## Input data
╔══

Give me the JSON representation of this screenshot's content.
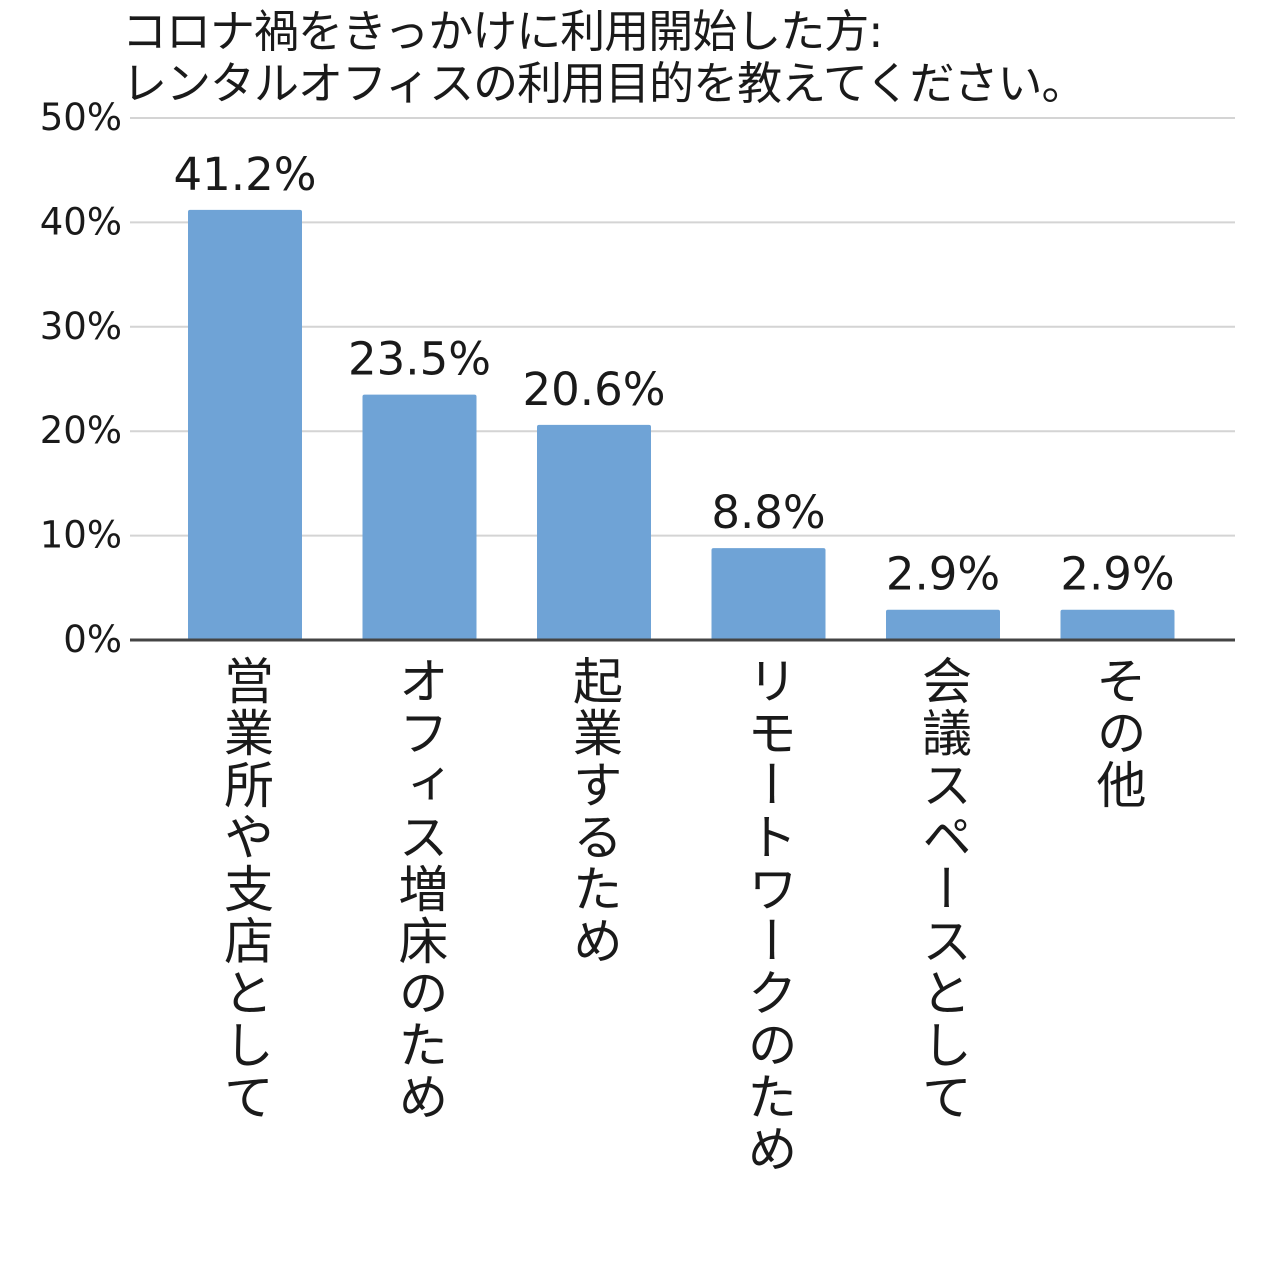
{
  "chart_data": {
    "type": "bar",
    "title": [
      "コロナ禍をきっかけに利用開始した方:",
      "レンタルオフィスの利用目的を教えてください。"
    ],
    "categories": [
      "営業所や支店として",
      "オフィス増床のため",
      "起業するため",
      "リモートワークのため",
      "会議スペースとして",
      "その他"
    ],
    "values": [
      41.2,
      23.5,
      20.6,
      8.8,
      2.9,
      2.9
    ],
    "data_labels": [
      "41.2%",
      "23.5%",
      "20.6%",
      "8.8%",
      "2.9%",
      "2.9%"
    ],
    "unit": "%",
    "ylim": [
      0,
      50
    ],
    "yticks": [
      0,
      10,
      20,
      30,
      40,
      50
    ],
    "ytick_labels": [
      "0%",
      "10%",
      "20%",
      "30%",
      "40%",
      "50%"
    ],
    "grid": true,
    "legend": "none",
    "bar_color": "#6fa3d6",
    "grid_color": "#d4d4d4",
    "axis_color": "#444444"
  }
}
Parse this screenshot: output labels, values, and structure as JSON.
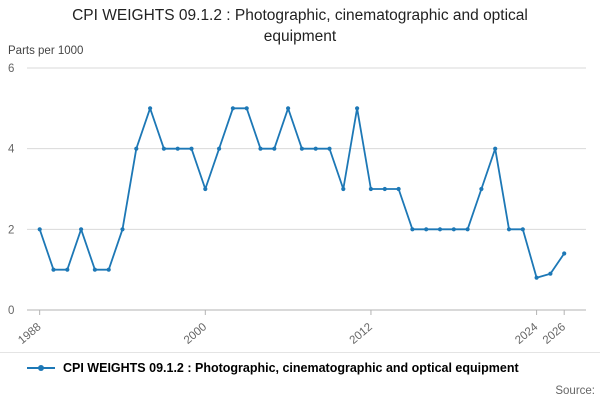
{
  "title": "CPI WEIGHTS 09.1.2 : Photographic, cinematographic and optical equipment",
  "y_axis_unit": "Parts per 1000",
  "source_label": "Source:",
  "legend": {
    "label": "CPI WEIGHTS 09.1.2 : Photographic, cinematographic and optical equipment"
  },
  "colors": {
    "line": "#1d78b6",
    "grid": "#d9d9d9",
    "axis": "#b3b3b3",
    "tick_text": "#666666"
  },
  "chart_data": {
    "type": "line",
    "title": "CPI WEIGHTS 09.1.2 : Photographic, cinematographic and optical equipment",
    "xlabel": "",
    "ylabel": "Parts per 1000",
    "ylim": [
      0,
      6
    ],
    "yticks": [
      0,
      2,
      4,
      6
    ],
    "xticks": [
      1988,
      2000,
      2012,
      2024,
      2026
    ],
    "grid": true,
    "legend_position": "bottom",
    "x": [
      1988,
      1989,
      1990,
      1991,
      1992,
      1993,
      1994,
      1995,
      1996,
      1997,
      1998,
      1999,
      2000,
      2001,
      2002,
      2003,
      2004,
      2005,
      2006,
      2007,
      2008,
      2009,
      2010,
      2011,
      2012,
      2013,
      2014,
      2015,
      2016,
      2017,
      2018,
      2019,
      2020,
      2021,
      2022,
      2023,
      2024,
      2025,
      2026
    ],
    "series": [
      {
        "name": "CPI WEIGHTS 09.1.2 : Photographic, cinematographic and optical equipment",
        "values": [
          2,
          1,
          1,
          2,
          1,
          1,
          2,
          4,
          5,
          4,
          4,
          4,
          3,
          4,
          5,
          5,
          4,
          4,
          5,
          4,
          4,
          4,
          3,
          5,
          3,
          3,
          3,
          2,
          2,
          2,
          2,
          2,
          3,
          4,
          2,
          2,
          0.8,
          0.9,
          1.4
        ]
      }
    ]
  }
}
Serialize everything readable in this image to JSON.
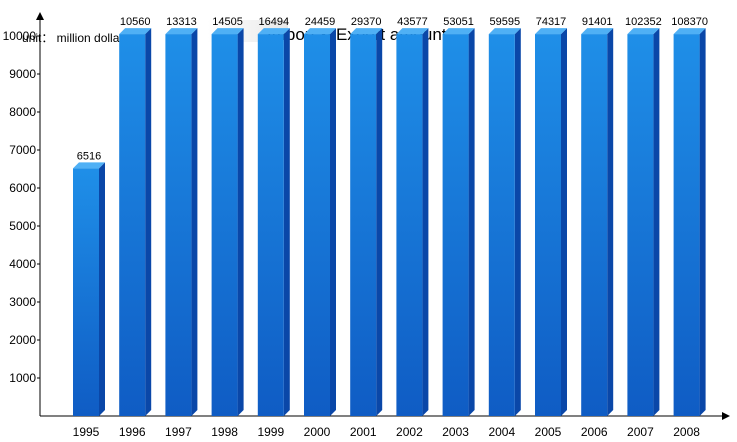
{
  "chart_data": {
    "type": "bar",
    "title": "Import & Export amount",
    "unit_label": "unit： million dollars",
    "xlabel": "",
    "ylabel": "",
    "categories": [
      "1995",
      "1996",
      "1997",
      "1998",
      "1999",
      "2000",
      "2001",
      "2002",
      "2003",
      "2004",
      "2005",
      "2006",
      "2007",
      "2008"
    ],
    "values": [
      6516,
      10560,
      13313,
      14505,
      16494,
      24459,
      29370,
      43577,
      53051,
      59595,
      74317,
      91401,
      102352,
      108370
    ],
    "ylim": [
      0,
      10000
    ],
    "yticks": [
      1000,
      2000,
      3000,
      4000,
      5000,
      6000,
      7000,
      8000,
      9000,
      10000
    ],
    "grid": false,
    "legend": "none",
    "colors": {
      "bar_top": "#1f8fe8",
      "bar_bottom": "#0f5cc4",
      "bar_side": "#0a47a8",
      "bar_cap": "#4fb0f5",
      "axis": "#000000"
    }
  }
}
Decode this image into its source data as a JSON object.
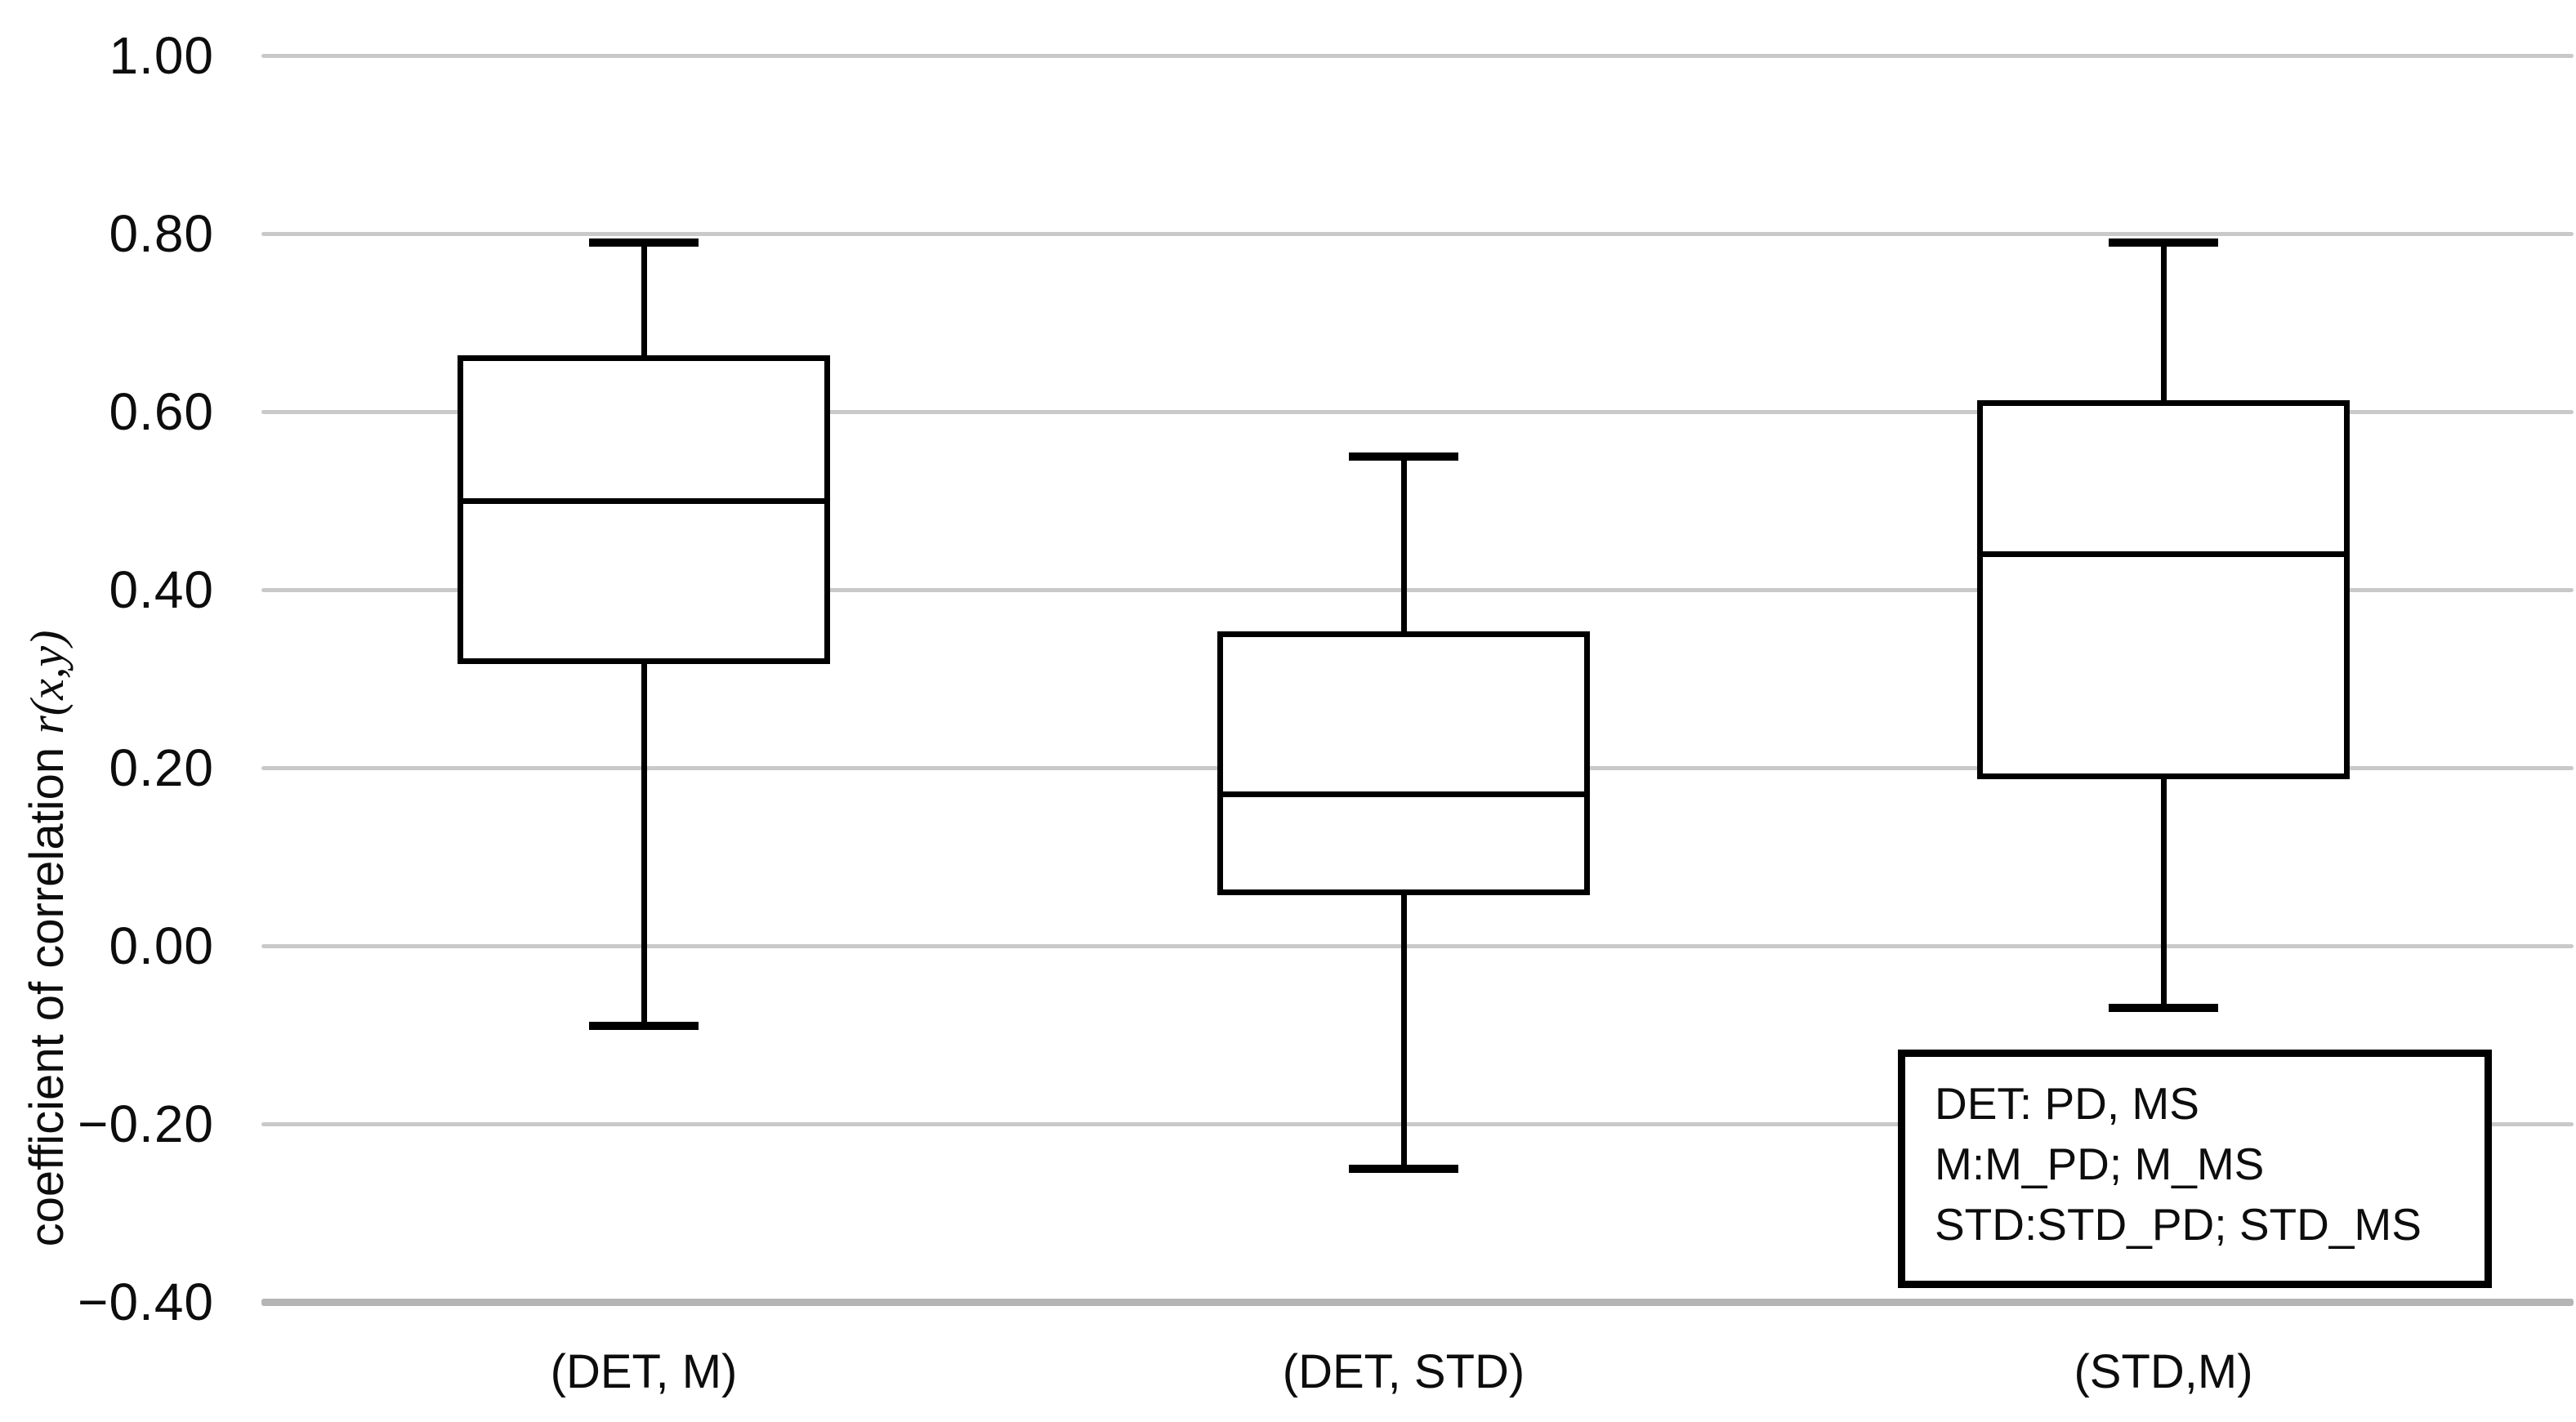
{
  "chart_data": {
    "type": "box",
    "title": "",
    "ylabel_prefix": "coefficient of correlation ",
    "ylabel_math": "r(x,y)",
    "categories": [
      "(DET, M)",
      "(DET, STD)",
      "(STD,M)"
    ],
    "series": [
      {
        "name": "(DET, M)",
        "whisker_low": -0.09,
        "q1": 0.32,
        "median": 0.5,
        "q3": 0.66,
        "whisker_high": 0.79
      },
      {
        "name": "(DET, STD)",
        "whisker_low": -0.25,
        "q1": 0.06,
        "median": 0.17,
        "q3": 0.35,
        "whisker_high": 0.55
      },
      {
        "name": "(STD,M)",
        "whisker_low": -0.07,
        "q1": 0.19,
        "median": 0.44,
        "q3": 0.61,
        "whisker_high": 0.79
      }
    ],
    "y_axis": {
      "min": -0.4,
      "max": 1.0,
      "tick_step": 0.2,
      "grid": true,
      "ticks": [
        {
          "label": "1.00",
          "value": 1.0
        },
        {
          "label": "0.80",
          "value": 0.8
        },
        {
          "label": "0.60",
          "value": 0.6
        },
        {
          "label": "0.40",
          "value": 0.4
        },
        {
          "label": "0.20",
          "value": 0.2
        },
        {
          "label": "0.00",
          "value": 0.0
        },
        {
          "label": "−0.20",
          "value": -0.2
        },
        {
          "label": "−0.40",
          "value": -0.4
        }
      ]
    },
    "legend": {
      "position": "bottom-right",
      "lines": [
        "DET: PD, MS",
        "M:M_PD; M_MS",
        "STD:STD_PD; STD_MS"
      ]
    },
    "colors": {
      "box_stroke": "#000000",
      "box_fill": "#ffffff",
      "gridline": "#c9c9c9",
      "axis_line": "#b5b5b5",
      "background": "#ffffff",
      "text": "#0d0d0d"
    }
  }
}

╚══

## Exercise description
Using the material above, set down every line exactly, but skip the pictures.

## Output of the exercise
Give me the JSON representation of this screenshot's content.
{
  "chart_data": {
    "type": "bar",
    "title": [
      "コロナ禍をきっかけに利用開始した方:",
      "レンタルオフィスの利用目的を教えてください。"
    ],
    "categories": [
      "営業所や支店として",
      "オフィス増床のため",
      "起業するため",
      "リモートワークのため",
      "会議スペースとして",
      "その他"
    ],
    "values": [
      41.2,
      23.5,
      20.6,
      8.8,
      2.9,
      2.9
    ],
    "data_labels": [
      "41.2%",
      "23.5%",
      "20.6%",
      "8.8%",
      "2.9%",
      "2.9%"
    ],
    "unit": "%",
    "ylim": [
      0,
      50
    ],
    "yticks": [
      0,
      10,
      20,
      30,
      40,
      50
    ],
    "ytick_labels": [
      "0%",
      "10%",
      "20%",
      "30%",
      "40%",
      "50%"
    ],
    "grid": true,
    "legend": "none",
    "bar_color": "#6fa3d6",
    "grid_color": "#d4d4d4",
    "axis_color": "#444444"
  }
}
Parse this screenshot: output labels, values, and structure as JSON.
{
  "title": "CPI WEIGHTS 09.1.2 : Photographic, cinematographic and optical equipment",
  "y_axis_unit": "Parts per 1000",
  "source_label": "Source:",
  "legend": {
    "label": "CPI WEIGHTS 09.1.2 : Photographic, cinematographic and optical equipment"
  },
  "colors": {
    "line": "#1d78b6",
    "grid": "#d9d9d9",
    "axis": "#b3b3b3",
    "tick_text": "#666666"
  },
  "chart_data": {
    "type": "line",
    "title": "CPI WEIGHTS 09.1.2 : Photographic, cinematographic and optical equipment",
    "xlabel": "",
    "ylabel": "Parts per 1000",
    "ylim": [
      0,
      6
    ],
    "yticks": [
      0,
      2,
      4,
      6
    ],
    "xticks": [
      1988,
      2000,
      2012,
      2024,
      2026
    ],
    "grid": true,
    "legend_position": "bottom",
    "x": [
      1988,
      1989,
      1990,
      1991,
      1992,
      1993,
      1994,
      1995,
      1996,
      1997,
      1998,
      1999,
      2000,
      2001,
      2002,
      2003,
      2004,
      2005,
      2006,
      2007,
      2008,
      2009,
      2010,
      2011,
      2012,
      2013,
      2014,
      2015,
      2016,
      2017,
      2018,
      2019,
      2020,
      2021,
      2022,
      2023,
      2024,
      2025,
      2026
    ],
    "series": [
      {
        "name": "CPI WEIGHTS 09.1.2 : Photographic, cinematographic and optical equipment",
        "values": [
          2,
          1,
          1,
          2,
          1,
          1,
          2,
          4,
          5,
          4,
          4,
          4,
          3,
          4,
          5,
          5,
          4,
          4,
          5,
          4,
          4,
          4,
          3,
          5,
          3,
          3,
          3,
          2,
          2,
          2,
          2,
          2,
          3,
          4,
          2,
          2,
          0.8,
          0.9,
          1.4
        ]
      }
    ]
  }
}
Serialize everything readable in this image to JSON.
{
  "chart_data": {
    "type": "bar",
    "title": "Import & Export amount",
    "unit_label": "unit： million dollars",
    "xlabel": "",
    "ylabel": "",
    "categories": [
      "1995",
      "1996",
      "1997",
      "1998",
      "1999",
      "2000",
      "2001",
      "2002",
      "2003",
      "2004",
      "2005",
      "2006",
      "2007",
      "2008"
    ],
    "values": [
      6516,
      10560,
      13313,
      14505,
      16494,
      24459,
      29370,
      43577,
      53051,
      59595,
      74317,
      91401,
      102352,
      108370
    ],
    "ylim": [
      0,
      10000
    ],
    "yticks": [
      1000,
      2000,
      3000,
      4000,
      5000,
      6000,
      7000,
      8000,
      9000,
      10000
    ],
    "grid": false,
    "legend": "none",
    "colors": {
      "bar_top": "#1f8fe8",
      "bar_bottom": "#0f5cc4",
      "bar_side": "#0a47a8",
      "bar_cap": "#4fb0f5",
      "axis": "#000000"
    }
  }
}
Decode this image into its source data as a JSON object.
{
  "chart_data": {
    "type": "box",
    "title": "",
    "ylabel_prefix": "coefficient of correlation ",
    "ylabel_math": "r(x,y)",
    "categories": [
      "(DET, M)",
      "(DET, STD)",
      "(STD,M)"
    ],
    "series": [
      {
        "name": "(DET, M)",
        "whisker_low": -0.09,
        "q1": 0.32,
        "median": 0.5,
        "q3": 0.66,
        "whisker_high": 0.79
      },
      {
        "name": "(DET, STD)",
        "whisker_low": -0.25,
        "q1": 0.06,
        "median": 0.17,
        "q3": 0.35,
        "whisker_high": 0.55
      },
      {
        "name": "(STD,M)",
        "whisker_low": -0.07,
        "q1": 0.19,
        "median": 0.44,
        "q3": 0.61,
        "whisker_high": 0.79
      }
    ],
    "y_axis": {
      "min": -0.4,
      "max": 1.0,
      "tick_step": 0.2,
      "grid": true,
      "ticks": [
        {
          "label": "1.00",
          "value": 1.0
        },
        {
          "label": "0.80",
          "value": 0.8
        },
        {
          "label": "0.60",
          "value": 0.6
        },
        {
          "label": "0.40",
          "value": 0.4
        },
        {
          "label": "0.20",
          "value": 0.2
        },
        {
          "label": "0.00",
          "value": 0.0
        },
        {
          "label": "−0.20",
          "value": -0.2
        },
        {
          "label": "−0.40",
          "value": -0.4
        }
      ]
    },
    "legend": {
      "position": "bottom-right",
      "lines": [
        "DET: PD, MS",
        "M:M_PD; M_MS",
        "STD:STD_PD; STD_MS"
      ]
    },
    "colors": {
      "box_stroke": "#000000",
      "box_fill": "#ffffff",
      "gridline": "#c9c9c9",
      "axis_line": "#b5b5b5",
      "background": "#ffffff",
      "text": "#0d0d0d"
    }
  }
}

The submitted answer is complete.